EXERCISE MATERIAL:
=====
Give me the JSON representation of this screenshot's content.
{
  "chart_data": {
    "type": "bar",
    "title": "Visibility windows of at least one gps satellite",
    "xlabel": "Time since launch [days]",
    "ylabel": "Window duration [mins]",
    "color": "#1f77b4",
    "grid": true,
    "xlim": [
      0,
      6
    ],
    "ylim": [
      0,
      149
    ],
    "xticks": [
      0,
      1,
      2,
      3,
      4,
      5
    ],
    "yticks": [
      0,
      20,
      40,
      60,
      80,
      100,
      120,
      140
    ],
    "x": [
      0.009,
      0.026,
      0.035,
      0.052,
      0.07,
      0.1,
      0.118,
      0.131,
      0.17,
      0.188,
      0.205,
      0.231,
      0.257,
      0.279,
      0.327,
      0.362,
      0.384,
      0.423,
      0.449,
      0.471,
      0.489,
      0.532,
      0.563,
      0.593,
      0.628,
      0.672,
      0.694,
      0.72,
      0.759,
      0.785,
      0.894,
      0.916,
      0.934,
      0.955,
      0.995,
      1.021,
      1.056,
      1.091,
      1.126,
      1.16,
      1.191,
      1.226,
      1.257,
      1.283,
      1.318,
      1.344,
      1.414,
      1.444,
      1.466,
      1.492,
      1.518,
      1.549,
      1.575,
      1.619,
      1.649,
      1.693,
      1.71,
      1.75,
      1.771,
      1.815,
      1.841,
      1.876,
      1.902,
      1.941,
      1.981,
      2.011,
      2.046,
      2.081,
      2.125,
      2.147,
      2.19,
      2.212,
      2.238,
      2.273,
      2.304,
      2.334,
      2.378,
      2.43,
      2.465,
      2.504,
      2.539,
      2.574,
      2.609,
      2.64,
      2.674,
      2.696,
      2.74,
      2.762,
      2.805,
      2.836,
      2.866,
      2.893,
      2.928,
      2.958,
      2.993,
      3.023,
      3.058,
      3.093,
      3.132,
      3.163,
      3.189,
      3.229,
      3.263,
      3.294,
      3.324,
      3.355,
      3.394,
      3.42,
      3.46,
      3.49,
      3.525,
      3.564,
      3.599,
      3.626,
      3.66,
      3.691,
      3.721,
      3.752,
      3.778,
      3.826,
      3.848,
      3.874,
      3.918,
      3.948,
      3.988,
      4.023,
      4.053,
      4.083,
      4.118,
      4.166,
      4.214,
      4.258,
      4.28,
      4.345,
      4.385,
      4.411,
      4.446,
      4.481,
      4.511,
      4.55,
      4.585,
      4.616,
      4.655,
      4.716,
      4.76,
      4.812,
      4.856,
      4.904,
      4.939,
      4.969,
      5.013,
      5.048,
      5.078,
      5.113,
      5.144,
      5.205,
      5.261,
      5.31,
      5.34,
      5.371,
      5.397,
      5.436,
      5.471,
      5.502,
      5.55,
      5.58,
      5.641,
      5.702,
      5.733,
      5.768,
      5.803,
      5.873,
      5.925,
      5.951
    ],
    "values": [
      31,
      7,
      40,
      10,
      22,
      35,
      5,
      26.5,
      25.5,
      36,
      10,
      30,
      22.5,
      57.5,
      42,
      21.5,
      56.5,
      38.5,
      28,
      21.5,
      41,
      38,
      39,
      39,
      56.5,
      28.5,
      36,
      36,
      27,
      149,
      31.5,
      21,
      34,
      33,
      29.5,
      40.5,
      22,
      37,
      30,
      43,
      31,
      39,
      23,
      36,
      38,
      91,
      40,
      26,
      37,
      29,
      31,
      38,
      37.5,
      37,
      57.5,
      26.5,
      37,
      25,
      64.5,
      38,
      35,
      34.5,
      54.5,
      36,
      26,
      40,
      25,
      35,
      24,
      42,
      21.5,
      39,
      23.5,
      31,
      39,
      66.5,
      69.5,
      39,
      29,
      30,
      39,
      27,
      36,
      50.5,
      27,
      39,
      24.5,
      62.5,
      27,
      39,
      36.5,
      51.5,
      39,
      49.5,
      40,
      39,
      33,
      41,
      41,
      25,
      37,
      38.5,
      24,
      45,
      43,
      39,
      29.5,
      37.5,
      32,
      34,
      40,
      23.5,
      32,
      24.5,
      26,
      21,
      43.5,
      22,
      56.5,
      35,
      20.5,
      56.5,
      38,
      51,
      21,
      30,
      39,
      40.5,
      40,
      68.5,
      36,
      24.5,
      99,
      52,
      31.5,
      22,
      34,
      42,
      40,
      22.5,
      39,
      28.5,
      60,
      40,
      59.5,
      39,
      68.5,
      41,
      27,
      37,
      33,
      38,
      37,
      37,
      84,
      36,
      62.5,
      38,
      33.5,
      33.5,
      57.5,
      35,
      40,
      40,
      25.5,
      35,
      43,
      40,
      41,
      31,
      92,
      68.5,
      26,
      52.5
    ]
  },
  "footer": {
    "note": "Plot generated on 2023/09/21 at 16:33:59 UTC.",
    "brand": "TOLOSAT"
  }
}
=====
GOAL: Your task is to retype all of the records exactly.

OUTPUT FOR THIS EXERCISE:
Give me the JSON representation of this screenshot's content.
{
  "chart_data": {
    "type": "bar",
    "title": "Visibility windows of at least one gps satellite",
    "xlabel": "Time since launch [days]",
    "ylabel": "Window duration [mins]",
    "color": "#1f77b4",
    "grid": true,
    "xlim": [
      0,
      6
    ],
    "ylim": [
      0,
      149
    ],
    "xticks": [
      0,
      1,
      2,
      3,
      4,
      5
    ],
    "yticks": [
      0,
      20,
      40,
      60,
      80,
      100,
      120,
      140
    ],
    "x": [
      0.009,
      0.026,
      0.035,
      0.052,
      0.07,
      0.1,
      0.118,
      0.131,
      0.17,
      0.188,
      0.205,
      0.231,
      0.257,
      0.279,
      0.327,
      0.362,
      0.384,
      0.423,
      0.449,
      0.471,
      0.489,
      0.532,
      0.563,
      0.593,
      0.628,
      0.672,
      0.694,
      0.72,
      0.759,
      0.785,
      0.894,
      0.916,
      0.934,
      0.955,
      0.995,
      1.021,
      1.056,
      1.091,
      1.126,
      1.16,
      1.191,
      1.226,
      1.257,
      1.283,
      1.318,
      1.344,
      1.414,
      1.444,
      1.466,
      1.492,
      1.518,
      1.549,
      1.575,
      1.619,
      1.649,
      1.693,
      1.71,
      1.75,
      1.771,
      1.815,
      1.841,
      1.876,
      1.902,
      1.941,
      1.981,
      2.011,
      2.046,
      2.081,
      2.125,
      2.147,
      2.19,
      2.212,
      2.238,
      2.273,
      2.304,
      2.334,
      2.378,
      2.43,
      2.465,
      2.504,
      2.539,
      2.574,
      2.609,
      2.64,
      2.674,
      2.696,
      2.74,
      2.762,
      2.805,
      2.836,
      2.866,
      2.893,
      2.928,
      2.958,
      2.993,
      3.023,
      3.058,
      3.093,
      3.132,
      3.163,
      3.189,
      3.229,
      3.263,
      3.294,
      3.324,
      3.355,
      3.394,
      3.42,
      3.46,
      3.49,
      3.525,
      3.564,
      3.599,
      3.626,
      3.66,
      3.691,
      3.721,
      3.752,
      3.778,
      3.826,
      3.848,
      3.874,
      3.918,
      3.948,
      3.988,
      4.023,
      4.053,
      4.083,
      4.118,
      4.166,
      4.214,
      4.258,
      4.28,
      4.345,
      4.385,
      4.411,
      4.446,
      4.481,
      4.511,
      4.55,
      4.585,
      4.616,
      4.655,
      4.716,
      4.76,
      4.812,
      4.856,
      4.904,
      4.939,
      4.969,
      5.013,
      5.048,
      5.078,
      5.113,
      5.144,
      5.205,
      5.261,
      5.31,
      5.34,
      5.371,
      5.397,
      5.436,
      5.471,
      5.502,
      5.55,
      5.58,
      5.641,
      5.702,
      5.733,
      5.768,
      5.803,
      5.873,
      5.925,
      5.951
    ],
    "values": [
      31,
      7,
      40,
      10,
      22,
      35,
      5,
      26.5,
      25.5,
      36,
      10,
      30,
      22.5,
      57.5,
      42,
      21.5,
      56.5,
      38.5,
      28,
      21.5,
      41,
      38,
      39,
      39,
      56.5,
      28.5,
      36,
      36,
      27,
      149,
      31.5,
      21,
      34,
      33,
      29.5,
      40.5,
      22,
      37,
      30,
      43,
      31,
      39,
      23,
      36,
      38,
      91,
      40,
      26,
      37,
      29,
      31,
      38,
      37.5,
      37,
      57.5,
      26.5,
      37,
      25,
      64.5,
      38,
      35,
      34.5,
      54.5,
      36,
      26,
      40,
      25,
      35,
      24,
      42,
      21.5,
      39,
      23.5,
      31,
      39,
      66.5,
      69.5,
      39,
      29,
      30,
      39,
      27,
      36,
      50.5,
      27,
      39,
      24.5,
      62.5,
      27,
      39,
      36.5,
      51.5,
      39,
      49.5,
      40,
      39,
      33,
      41,
      41,
      25,
      37,
      38.5,
      24,
      45,
      43,
      39,
      29.5,
      37.5,
      32,
      34,
      40,
      23.5,
      32,
      24.5,
      26,
      21,
      43.5,
      22,
      56.5,
      35,
      20.5,
      56.5,
      38,
      51,
      21,
      30,
      39,
      40.5,
      40,
      68.5,
      36,
      24.5,
      99,
      52,
      31.5,
      22,
      34,
      42,
      40,
      22.5,
      39,
      28.5,
      60,
      40,
      59.5,
      39,
      68.5,
      41,
      27,
      37,
      33,
      38,
      37,
      37,
      84,
      36,
      62.5,
      38,
      33.5,
      33.5,
      57.5,
      35,
      40,
      40,
      25.5,
      35,
      43,
      40,
      41,
      31,
      92,
      68.5,
      26,
      52.5
    ]
  },
  "footer": {
    "note": "Plot generated on 2023/09/21 at 16:33:59 UTC.",
    "brand": "TOLOSAT"
  }
}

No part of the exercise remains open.